▽
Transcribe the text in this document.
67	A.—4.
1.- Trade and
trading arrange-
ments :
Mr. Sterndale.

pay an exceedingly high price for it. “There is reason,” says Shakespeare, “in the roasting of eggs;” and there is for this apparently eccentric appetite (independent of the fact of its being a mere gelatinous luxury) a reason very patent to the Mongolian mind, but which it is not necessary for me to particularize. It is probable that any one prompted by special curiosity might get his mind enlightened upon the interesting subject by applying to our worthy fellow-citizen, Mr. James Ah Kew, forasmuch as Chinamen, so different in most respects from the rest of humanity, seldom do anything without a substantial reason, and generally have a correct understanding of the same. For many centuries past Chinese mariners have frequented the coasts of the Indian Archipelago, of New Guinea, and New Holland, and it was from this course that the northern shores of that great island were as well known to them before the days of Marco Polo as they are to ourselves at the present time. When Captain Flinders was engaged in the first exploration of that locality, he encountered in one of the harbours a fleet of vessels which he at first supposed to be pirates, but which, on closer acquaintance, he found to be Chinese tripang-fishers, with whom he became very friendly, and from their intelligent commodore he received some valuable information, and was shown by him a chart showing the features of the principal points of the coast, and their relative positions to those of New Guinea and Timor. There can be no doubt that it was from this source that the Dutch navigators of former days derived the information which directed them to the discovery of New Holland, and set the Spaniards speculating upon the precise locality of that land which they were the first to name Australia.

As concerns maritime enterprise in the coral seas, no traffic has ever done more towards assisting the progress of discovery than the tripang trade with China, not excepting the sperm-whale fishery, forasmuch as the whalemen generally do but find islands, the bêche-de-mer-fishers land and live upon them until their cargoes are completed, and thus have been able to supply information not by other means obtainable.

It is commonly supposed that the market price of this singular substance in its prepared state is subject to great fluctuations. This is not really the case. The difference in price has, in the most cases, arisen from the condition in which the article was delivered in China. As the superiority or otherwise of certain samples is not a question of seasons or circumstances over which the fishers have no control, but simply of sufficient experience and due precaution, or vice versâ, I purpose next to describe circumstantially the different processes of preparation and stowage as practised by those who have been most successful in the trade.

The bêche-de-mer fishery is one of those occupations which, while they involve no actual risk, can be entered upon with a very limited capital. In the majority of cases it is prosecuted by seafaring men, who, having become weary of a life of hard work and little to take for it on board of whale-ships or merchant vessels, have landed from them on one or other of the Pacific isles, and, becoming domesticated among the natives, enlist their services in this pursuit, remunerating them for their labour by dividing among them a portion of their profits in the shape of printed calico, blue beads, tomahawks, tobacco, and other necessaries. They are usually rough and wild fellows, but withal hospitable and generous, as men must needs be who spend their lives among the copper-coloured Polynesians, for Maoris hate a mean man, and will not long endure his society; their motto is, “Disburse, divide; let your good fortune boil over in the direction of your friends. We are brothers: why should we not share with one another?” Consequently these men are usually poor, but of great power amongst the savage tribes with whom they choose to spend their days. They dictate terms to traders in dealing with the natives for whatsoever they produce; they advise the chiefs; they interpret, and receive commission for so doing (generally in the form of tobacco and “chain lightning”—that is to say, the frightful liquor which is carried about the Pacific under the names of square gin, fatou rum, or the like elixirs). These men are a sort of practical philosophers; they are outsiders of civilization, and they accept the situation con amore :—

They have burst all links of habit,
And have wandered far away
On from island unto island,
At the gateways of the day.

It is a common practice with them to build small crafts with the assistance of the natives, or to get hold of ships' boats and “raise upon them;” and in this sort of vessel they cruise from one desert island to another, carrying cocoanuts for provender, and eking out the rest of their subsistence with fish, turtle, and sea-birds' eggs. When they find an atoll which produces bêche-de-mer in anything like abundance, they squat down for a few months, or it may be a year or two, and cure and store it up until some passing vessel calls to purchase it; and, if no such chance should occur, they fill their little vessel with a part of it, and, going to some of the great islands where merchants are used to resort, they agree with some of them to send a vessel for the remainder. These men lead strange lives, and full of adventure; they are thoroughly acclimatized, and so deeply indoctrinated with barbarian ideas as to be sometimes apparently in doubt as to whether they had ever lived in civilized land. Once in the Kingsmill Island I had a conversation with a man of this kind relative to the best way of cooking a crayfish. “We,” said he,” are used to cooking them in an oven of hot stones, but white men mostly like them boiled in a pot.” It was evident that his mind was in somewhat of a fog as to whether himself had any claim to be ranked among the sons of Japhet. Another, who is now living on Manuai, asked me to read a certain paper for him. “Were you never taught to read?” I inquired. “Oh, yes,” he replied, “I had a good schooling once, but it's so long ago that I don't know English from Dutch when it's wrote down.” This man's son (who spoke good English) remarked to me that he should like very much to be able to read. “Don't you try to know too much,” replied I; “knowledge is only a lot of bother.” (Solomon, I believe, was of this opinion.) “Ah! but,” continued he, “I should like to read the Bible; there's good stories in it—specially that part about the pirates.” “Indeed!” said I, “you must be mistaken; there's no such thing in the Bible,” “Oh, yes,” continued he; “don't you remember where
△
**Brief:** Output all of the data again. Match it exactly.

**Response to the task:**
Transcribe the text in this document.
67	A.—4.
1.- Trade and
trading arrange-
ments :
Mr. Sterndale.

pay an exceedingly high price for it. “There is reason,” says Shakespeare, “in the roasting of eggs;” and there is for this apparently eccentric appetite (independent of the fact of its being a mere gelatinous luxury) a reason very patent to the Mongolian mind, but which it is not necessary for me to particularize. It is probable that any one prompted by special curiosity might get his mind enlightened upon the interesting subject by applying to our worthy fellow-citizen, Mr. James Ah Kew, forasmuch as Chinamen, so different in most respects from the rest of humanity, seldom do anything without a substantial reason, and generally have a correct understanding of the same. For many centuries past Chinese mariners have frequented the coasts of the Indian Archipelago, of New Guinea, and New Holland, and it was from this course that the northern shores of that great island were as well known to them before the days of Marco Polo as they are to ourselves at the present time. When Captain Flinders was engaged in the first exploration of that locality, he encountered in one of the harbours a fleet of vessels which he at first supposed to be pirates, but which, on closer acquaintance, he found to be Chinese tripang-fishers, with whom he became very friendly, and from their intelligent commodore he received some valuable information, and was shown by him a chart showing the features of the principal points of the coast, and their relative positions to those of New Guinea and Timor. There can be no doubt that it was from this source that the Dutch navigators of former days derived the information which directed them to the discovery of New Holland, and set the Spaniards speculating upon the precise locality of that land which they were the first to name Australia.

As concerns maritime enterprise in the coral seas, no traffic has ever done more towards assisting the progress of discovery than the tripang trade with China, not excepting the sperm-whale fishery, forasmuch as the whalemen generally do but find islands, the bêche-de-mer-fishers land and live upon them until their cargoes are completed, and thus have been able to supply information not by other means obtainable.

It is commonly supposed that the market price of this singular substance in its prepared state is subject to great fluctuations. This is not really the case. The difference in price has, in the most cases, arisen from the condition in which the article was delivered in China. As the superiority or otherwise of certain samples is not a question of seasons or circumstances over which the fishers have no control, but simply of sufficient experience and due precaution, or vice versâ, I purpose next to describe circumstantially the different processes of preparation and stowage as practised by those who have been most successful in the trade.

The bêche-de-mer fishery is one of those occupations which, while they involve no actual risk, can be entered upon with a very limited capital. In the majority of cases it is prosecuted by seafaring men, who, having become weary of a life of hard work and little to take for it on board of whale-ships or merchant vessels, have landed from them on one or other of the Pacific isles, and, becoming domesticated among the natives, enlist their services in this pursuit, remunerating them for their labour by dividing among them a portion of their profits in the shape of printed calico, blue beads, tomahawks, tobacco, and other necessaries. They are usually rough and wild fellows, but withal hospitable and generous, as men must needs be who spend their lives among the copper-coloured Polynesians, for Maoris hate a mean man, and will not long endure his society; their motto is, “Disburse, divide; let your good fortune boil over in the direction of your friends. We are brothers: why should we not share with one another?” Consequently these men are usually poor, but of great power amongst the savage tribes with whom they choose to spend their days. They dictate terms to traders in dealing with the natives for whatsoever they produce; they advise the chiefs; they interpret, and receive commission for so doing (generally in the form of tobacco and “chain lightning”—that is to say, the frightful liquor which is carried about the Pacific under the names of square gin, fatou rum, or the like elixirs). These men are a sort of practical philosophers; they are outsiders of civilization, and they accept the situation con amore :—

They have burst all links of habit,
And have wandered far away
On from island unto island,
At the gateways of the day.

It is a common practice with them to build small crafts with the assistance of the natives, or to get hold of ships' boats and “raise upon them;” and in this sort of vessel they cruise from one desert island to another, carrying cocoanuts for provender, and eking out the rest of their subsistence with fish, turtle, and sea-birds' eggs. When they find an atoll which produces bêche-de-mer in anything like abundance, they squat down for a few months, or it may be a year or two, and cure and store it up until some passing vessel calls to purchase it; and, if no such chance should occur, they fill their little vessel with a part of it, and, going to some of the great islands where merchants are used to resort, they agree with some of them to send a vessel for the remainder. These men lead strange lives, and full of adventure; they are thoroughly acclimatized, and so deeply indoctrinated with barbarian ideas as to be sometimes apparently in doubt as to whether they had ever lived in civilized land. Once in the Kingsmill Island I had a conversation with a man of this kind relative to the best way of cooking a crayfish. “We,” said he,” are used to cooking them in an oven of hot stones, but white men mostly like them boiled in a pot.” It was evident that his mind was in somewhat of a fog as to whether himself had any claim to be ranked among the sons of Japhet. Another, who is now living on Manuai, asked me to read a certain paper for him. “Were you never taught to read?” I inquired. “Oh, yes,” he replied, “I had a good schooling once, but it's so long ago that I don't know English from Dutch when it's wrote down.” This man's son (who spoke good English) remarked to me that he should like very much to be able to read. “Don't you try to know too much,” replied I; “knowledge is only a lot of bother.” (Solomon, I believe, was of this opinion.) “Ah! but,” continued he, “I should like to read the Bible; there's good stories in it—specially that part about the pirates.” “Indeed!” said I, “you must be mistaken; there's no such thing in the Bible,” “Oh, yes,” continued he; “don't you remember where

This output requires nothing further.